(Required task) Pull out every line with the word "icon".

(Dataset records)
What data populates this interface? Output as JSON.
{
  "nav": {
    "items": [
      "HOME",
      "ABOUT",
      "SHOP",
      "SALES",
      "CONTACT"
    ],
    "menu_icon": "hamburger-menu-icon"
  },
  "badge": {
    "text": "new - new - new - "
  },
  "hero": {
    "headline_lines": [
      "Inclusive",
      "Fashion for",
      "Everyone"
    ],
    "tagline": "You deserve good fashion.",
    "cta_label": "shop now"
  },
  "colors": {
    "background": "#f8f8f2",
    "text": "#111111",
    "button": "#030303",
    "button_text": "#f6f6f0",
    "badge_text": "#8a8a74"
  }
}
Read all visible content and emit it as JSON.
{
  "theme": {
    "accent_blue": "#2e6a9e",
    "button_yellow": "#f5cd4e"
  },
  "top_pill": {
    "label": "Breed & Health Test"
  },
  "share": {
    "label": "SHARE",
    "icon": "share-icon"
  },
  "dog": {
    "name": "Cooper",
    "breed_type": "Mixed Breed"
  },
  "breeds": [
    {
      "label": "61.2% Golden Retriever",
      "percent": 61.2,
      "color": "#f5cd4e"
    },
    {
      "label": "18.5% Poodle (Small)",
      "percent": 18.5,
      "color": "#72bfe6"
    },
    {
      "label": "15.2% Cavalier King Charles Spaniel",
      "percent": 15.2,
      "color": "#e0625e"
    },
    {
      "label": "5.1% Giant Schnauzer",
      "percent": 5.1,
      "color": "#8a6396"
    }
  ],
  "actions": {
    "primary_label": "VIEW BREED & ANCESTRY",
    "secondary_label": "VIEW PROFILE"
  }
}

(Full solution)
    "menu_icon": "hamburger-menu-icon"
    "icon": "share-icon"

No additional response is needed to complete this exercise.